▸ Stated problem
Transcribe the material in full. Nothing should differ except that the pictures are left out.

(Collected data)
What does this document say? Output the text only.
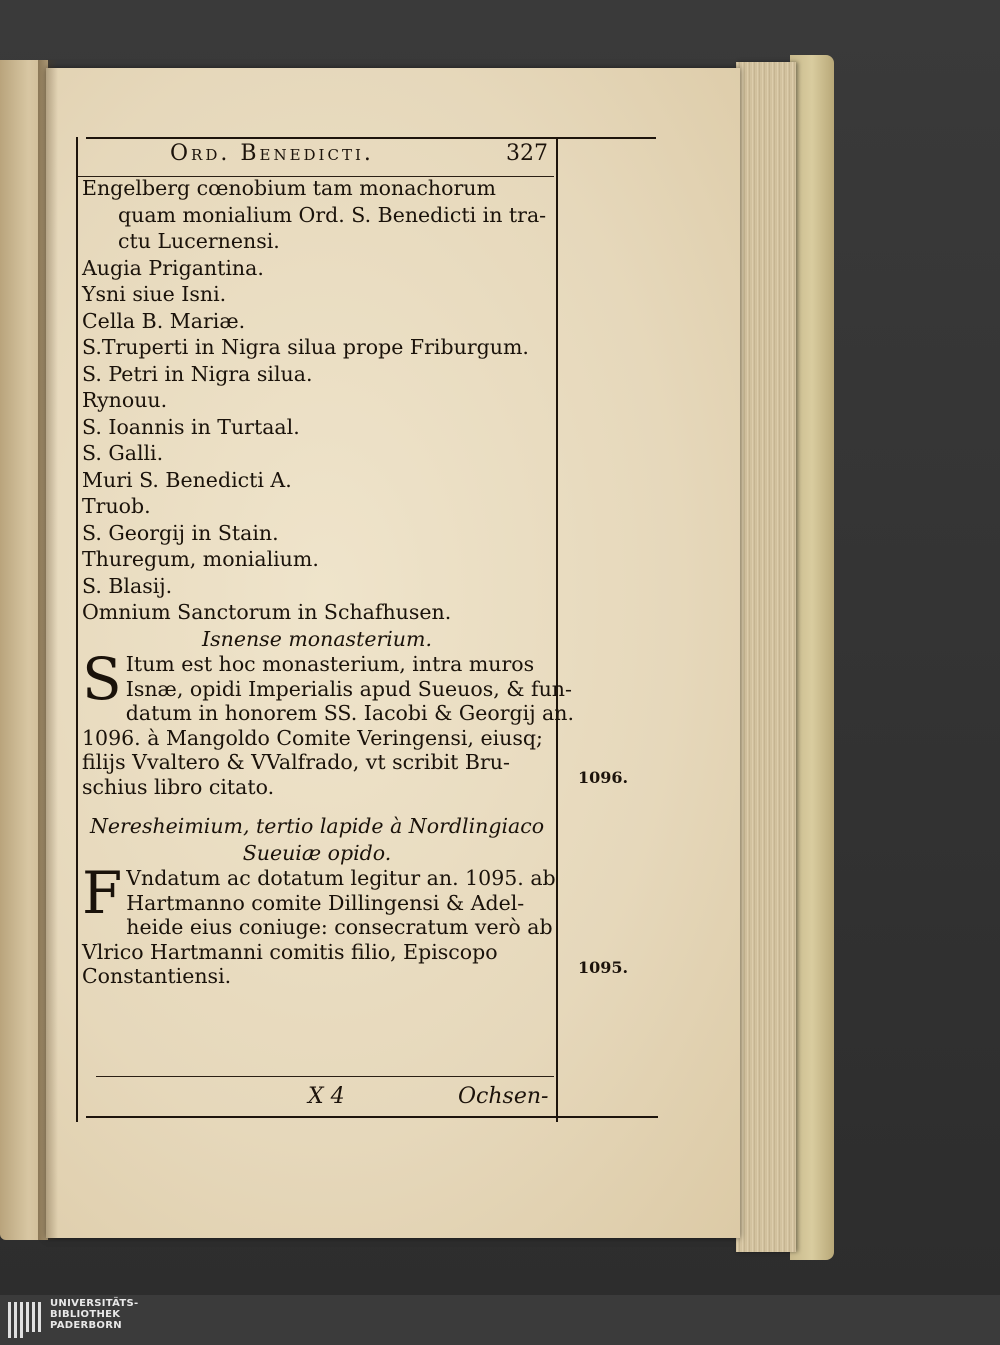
Ord. Benedicti.	327
Engelberg cœnobium tam monachorum
quam monialium Ord. S. Benedicti in tra-
ctu Lucernensi.
Augia Prigantina.
Ysni siue Isni.
Cella B. Mariæ.
S.Truperti in Nigra silua prope Friburgum.
S. Petri in Nigra silua.
Rynouu.
S. Ioannis in Turtaal.
S. Galli.
Muri S. Benedicti A.
Truob.
S. Georgij in Stain.
Thuregum, monialium.
S. Blasij.
Omnium Sanctorum in Schafhusen.
Isnense monasterium.
S Itum est hoc monasterium, intra muros
Isnæ, opidi Imperialis apud Sueuos, & fun-
datum in honorem SS. Iacobi & Georgij an.
1096. à Mangoldo Comite Veringensi, eiusq;
filijs Vvaltero & VValfrado, vt scribit Bru-
schius libro citato.
Neresheimium, tertio lapide à Nordlingiaco
Sueuiæ opido.
F Vndatum ac dotatum legitur an. 1095. ab
Hartmanno comite Dillingensi & Adel-
heide eius coniuge: consecratum verò ab
Vlrico Hartmanni comitis filio, Episcopo
Constantiensi.
1096.
1095.
X 4	Ochsen-
UNIVERSITÄTS-
BIBLIOTHEK
PADERBORN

▸ Solution below
What does this document say? Output the text only.
Ord. Benedicti.	327
Engelberg cœnobium tam monachorum
quam monialium Ord. S. Benedicti in tra-
ctu Lucernensi.
Augia Prigantina.
Ysni siue Isni.
Cella B. Mariæ.
S.Truperti in Nigra silua prope Friburgum.
S. Petri in Nigra silua.
Rynouu.
S. Ioannis in Turtaal.
S. Galli.
Muri S. Benedicti A.
Truob.
S. Georgij in Stain.
Thuregum, monialium.
S. Blasij.
Omnium Sanctorum in Schafhusen.
Isnense monasterium.
S Itum est hoc monasterium, intra muros
Isnæ, opidi Imperialis apud Sueuos, & fun-
datum in honorem SS. Iacobi & Georgij an.
1096. à Mangoldo Comite Veringensi, eiusq;
filijs Vvaltero & VValfrado, vt scribit Bru-
schius libro citato.
Neresheimium, tertio lapide à Nordlingiaco
Sueuiæ opido.
F Vndatum ac dotatum legitur an. 1095. ab
Hartmanno comite Dillingensi & Adel-
heide eius coniuge: consecratum verò ab
Vlrico Hartmanni comitis filio, Episcopo
Constantiensi.
1096.
1095.
X 4	Ochsen-
UNIVERSITÄTS-
BIBLIOTHEK
PADERBORN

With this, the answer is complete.